» Short task
How many lines in these records hold the string "three"? State only that number.

» Supplied information
◇ ◇ ◇
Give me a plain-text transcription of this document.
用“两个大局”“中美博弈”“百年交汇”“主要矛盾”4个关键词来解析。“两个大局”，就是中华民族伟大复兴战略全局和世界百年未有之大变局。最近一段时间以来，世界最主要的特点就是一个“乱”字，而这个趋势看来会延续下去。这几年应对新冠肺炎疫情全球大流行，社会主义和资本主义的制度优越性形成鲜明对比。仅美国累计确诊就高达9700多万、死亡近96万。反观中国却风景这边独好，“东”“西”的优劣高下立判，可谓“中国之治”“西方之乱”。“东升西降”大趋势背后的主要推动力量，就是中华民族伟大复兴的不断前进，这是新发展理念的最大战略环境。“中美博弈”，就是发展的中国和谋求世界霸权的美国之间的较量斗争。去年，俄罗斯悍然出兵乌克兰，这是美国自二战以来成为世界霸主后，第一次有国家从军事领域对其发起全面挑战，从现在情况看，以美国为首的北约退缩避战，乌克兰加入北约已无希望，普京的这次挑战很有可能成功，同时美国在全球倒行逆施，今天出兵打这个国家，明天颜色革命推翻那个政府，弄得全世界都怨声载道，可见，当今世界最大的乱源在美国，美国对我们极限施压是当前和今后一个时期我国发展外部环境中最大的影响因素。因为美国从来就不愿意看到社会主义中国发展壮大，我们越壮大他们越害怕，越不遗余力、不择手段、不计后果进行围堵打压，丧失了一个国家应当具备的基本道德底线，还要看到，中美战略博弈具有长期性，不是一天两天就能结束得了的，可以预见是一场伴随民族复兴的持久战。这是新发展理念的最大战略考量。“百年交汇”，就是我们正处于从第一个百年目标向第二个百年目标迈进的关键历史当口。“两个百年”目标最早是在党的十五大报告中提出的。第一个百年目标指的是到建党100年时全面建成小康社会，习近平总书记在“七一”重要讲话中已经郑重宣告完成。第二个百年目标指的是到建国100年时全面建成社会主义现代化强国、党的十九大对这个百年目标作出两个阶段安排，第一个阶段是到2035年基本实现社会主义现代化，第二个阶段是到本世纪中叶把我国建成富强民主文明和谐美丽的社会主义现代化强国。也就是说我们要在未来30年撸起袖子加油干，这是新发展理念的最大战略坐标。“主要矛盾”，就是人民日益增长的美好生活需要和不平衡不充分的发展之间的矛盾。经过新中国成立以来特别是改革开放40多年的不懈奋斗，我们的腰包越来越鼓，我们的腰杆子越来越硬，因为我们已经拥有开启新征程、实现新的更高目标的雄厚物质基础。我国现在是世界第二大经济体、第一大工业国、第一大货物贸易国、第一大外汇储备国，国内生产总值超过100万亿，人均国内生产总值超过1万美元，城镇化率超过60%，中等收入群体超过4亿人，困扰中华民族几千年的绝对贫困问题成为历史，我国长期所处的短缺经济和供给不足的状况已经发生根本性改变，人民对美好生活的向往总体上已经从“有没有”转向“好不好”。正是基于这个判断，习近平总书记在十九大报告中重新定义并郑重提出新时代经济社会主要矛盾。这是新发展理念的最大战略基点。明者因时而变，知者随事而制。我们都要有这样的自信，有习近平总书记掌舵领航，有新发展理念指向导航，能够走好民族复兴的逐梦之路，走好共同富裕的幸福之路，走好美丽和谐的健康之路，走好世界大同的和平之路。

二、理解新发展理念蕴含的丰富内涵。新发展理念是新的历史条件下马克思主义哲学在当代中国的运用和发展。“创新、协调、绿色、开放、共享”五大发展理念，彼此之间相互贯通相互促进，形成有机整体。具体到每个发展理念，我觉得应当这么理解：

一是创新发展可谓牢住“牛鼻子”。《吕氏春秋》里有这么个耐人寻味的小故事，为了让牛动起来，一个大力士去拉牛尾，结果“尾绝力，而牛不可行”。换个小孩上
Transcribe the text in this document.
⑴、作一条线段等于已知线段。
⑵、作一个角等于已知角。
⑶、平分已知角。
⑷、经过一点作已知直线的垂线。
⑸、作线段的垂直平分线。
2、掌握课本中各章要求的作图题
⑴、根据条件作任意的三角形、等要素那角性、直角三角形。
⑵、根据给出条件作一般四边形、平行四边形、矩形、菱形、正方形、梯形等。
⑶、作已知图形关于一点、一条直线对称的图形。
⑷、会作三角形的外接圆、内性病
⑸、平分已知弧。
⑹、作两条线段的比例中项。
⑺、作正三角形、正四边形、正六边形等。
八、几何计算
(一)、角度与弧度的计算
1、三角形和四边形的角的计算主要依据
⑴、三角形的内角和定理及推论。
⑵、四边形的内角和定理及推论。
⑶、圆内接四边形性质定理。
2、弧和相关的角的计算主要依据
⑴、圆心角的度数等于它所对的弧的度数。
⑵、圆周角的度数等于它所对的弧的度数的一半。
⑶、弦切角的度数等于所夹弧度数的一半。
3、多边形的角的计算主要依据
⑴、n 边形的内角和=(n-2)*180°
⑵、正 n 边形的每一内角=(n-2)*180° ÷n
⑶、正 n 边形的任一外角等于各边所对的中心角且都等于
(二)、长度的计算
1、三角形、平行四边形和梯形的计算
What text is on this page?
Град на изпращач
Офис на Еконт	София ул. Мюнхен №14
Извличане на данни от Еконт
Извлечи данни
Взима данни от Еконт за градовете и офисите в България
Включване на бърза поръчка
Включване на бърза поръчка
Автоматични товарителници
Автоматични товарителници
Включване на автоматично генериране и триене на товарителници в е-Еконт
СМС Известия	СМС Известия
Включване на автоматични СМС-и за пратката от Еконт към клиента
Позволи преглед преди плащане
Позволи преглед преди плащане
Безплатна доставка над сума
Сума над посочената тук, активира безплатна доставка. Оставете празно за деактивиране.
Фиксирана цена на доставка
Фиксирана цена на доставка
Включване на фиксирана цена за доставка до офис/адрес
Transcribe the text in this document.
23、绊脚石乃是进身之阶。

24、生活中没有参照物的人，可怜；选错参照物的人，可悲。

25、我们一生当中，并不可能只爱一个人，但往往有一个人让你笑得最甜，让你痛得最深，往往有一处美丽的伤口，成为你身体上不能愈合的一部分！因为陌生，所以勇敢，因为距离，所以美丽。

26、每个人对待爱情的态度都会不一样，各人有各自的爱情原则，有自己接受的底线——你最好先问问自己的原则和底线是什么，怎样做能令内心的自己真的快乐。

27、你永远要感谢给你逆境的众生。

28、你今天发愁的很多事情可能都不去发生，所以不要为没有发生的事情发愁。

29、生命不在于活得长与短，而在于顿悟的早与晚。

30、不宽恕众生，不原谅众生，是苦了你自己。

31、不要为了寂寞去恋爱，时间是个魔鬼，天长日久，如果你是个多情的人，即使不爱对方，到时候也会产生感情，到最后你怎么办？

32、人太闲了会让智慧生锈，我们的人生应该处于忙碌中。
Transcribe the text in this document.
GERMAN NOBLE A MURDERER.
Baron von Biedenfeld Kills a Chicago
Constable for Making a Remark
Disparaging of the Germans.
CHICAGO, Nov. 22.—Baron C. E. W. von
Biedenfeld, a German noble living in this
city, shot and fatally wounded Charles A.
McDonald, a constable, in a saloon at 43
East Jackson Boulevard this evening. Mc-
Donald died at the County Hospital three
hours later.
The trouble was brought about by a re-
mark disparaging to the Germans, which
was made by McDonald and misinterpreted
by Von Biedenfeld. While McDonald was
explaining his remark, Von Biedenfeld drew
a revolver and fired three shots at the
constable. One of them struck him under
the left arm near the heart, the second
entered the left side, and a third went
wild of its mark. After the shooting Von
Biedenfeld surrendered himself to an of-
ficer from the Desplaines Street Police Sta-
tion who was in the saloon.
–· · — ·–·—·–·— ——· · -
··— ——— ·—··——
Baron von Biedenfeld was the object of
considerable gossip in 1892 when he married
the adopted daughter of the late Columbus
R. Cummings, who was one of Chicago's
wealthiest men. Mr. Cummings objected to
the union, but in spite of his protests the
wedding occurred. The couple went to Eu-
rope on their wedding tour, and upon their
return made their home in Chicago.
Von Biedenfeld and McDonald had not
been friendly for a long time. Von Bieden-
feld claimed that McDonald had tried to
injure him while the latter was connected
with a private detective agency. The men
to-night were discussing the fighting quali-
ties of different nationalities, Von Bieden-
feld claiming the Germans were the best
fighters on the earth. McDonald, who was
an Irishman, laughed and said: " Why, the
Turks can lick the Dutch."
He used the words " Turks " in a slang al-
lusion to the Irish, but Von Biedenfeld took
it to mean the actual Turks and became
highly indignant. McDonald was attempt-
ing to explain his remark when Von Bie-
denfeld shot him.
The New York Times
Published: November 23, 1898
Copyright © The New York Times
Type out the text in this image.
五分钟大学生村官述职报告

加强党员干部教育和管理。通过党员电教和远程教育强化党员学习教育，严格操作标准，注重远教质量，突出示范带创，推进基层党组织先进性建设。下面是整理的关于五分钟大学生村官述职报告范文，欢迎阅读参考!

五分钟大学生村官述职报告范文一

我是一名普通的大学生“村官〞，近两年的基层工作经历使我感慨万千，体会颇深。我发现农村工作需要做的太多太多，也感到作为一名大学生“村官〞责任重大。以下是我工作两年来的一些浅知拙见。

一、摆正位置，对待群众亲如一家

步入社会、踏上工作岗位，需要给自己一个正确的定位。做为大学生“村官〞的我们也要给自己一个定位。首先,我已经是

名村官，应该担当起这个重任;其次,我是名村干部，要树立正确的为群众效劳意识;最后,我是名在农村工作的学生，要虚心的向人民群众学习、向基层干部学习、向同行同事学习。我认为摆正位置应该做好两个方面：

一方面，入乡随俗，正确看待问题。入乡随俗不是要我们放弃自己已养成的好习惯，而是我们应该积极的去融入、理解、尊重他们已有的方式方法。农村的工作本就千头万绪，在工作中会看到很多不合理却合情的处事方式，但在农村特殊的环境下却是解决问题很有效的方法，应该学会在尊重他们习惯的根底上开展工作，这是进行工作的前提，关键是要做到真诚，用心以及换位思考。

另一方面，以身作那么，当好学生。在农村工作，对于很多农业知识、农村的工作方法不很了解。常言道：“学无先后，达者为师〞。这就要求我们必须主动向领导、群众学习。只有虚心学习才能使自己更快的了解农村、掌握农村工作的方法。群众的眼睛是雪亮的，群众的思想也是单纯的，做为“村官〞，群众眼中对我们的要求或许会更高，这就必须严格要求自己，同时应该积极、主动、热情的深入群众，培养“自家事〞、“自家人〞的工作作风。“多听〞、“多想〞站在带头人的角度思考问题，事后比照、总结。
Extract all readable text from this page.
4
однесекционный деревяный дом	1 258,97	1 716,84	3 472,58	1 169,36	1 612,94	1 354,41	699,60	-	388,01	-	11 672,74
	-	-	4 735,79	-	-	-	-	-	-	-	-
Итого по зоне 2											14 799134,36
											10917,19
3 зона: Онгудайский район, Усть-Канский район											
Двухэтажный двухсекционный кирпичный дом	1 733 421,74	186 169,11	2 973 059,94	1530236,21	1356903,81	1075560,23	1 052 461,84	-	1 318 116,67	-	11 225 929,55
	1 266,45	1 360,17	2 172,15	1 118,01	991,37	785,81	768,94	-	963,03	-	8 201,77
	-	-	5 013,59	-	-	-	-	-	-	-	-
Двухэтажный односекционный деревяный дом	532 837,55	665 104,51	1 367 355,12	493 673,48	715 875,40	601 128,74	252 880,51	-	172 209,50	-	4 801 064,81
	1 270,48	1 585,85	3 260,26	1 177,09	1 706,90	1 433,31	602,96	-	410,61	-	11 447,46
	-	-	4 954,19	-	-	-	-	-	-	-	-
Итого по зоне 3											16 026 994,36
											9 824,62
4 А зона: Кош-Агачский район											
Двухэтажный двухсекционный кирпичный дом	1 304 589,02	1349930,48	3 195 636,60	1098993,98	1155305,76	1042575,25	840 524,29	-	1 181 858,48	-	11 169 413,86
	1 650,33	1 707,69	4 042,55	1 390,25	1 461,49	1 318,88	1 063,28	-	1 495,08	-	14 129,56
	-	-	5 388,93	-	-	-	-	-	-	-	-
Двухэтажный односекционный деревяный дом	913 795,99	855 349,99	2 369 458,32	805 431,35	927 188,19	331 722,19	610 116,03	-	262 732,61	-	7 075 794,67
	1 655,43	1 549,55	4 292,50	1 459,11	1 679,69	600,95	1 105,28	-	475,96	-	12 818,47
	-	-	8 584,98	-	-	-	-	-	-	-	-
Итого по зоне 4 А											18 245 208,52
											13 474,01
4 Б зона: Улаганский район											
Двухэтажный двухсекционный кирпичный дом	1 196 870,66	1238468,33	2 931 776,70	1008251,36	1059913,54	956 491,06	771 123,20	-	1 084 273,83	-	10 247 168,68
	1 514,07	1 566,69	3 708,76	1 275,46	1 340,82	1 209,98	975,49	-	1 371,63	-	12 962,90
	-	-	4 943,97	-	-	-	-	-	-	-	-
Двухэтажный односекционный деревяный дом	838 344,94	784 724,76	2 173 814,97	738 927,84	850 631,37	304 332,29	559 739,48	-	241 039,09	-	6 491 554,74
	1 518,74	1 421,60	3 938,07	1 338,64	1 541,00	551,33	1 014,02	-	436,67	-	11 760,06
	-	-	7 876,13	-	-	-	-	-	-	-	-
◇ ◇ ◇
» Output for this exercise
2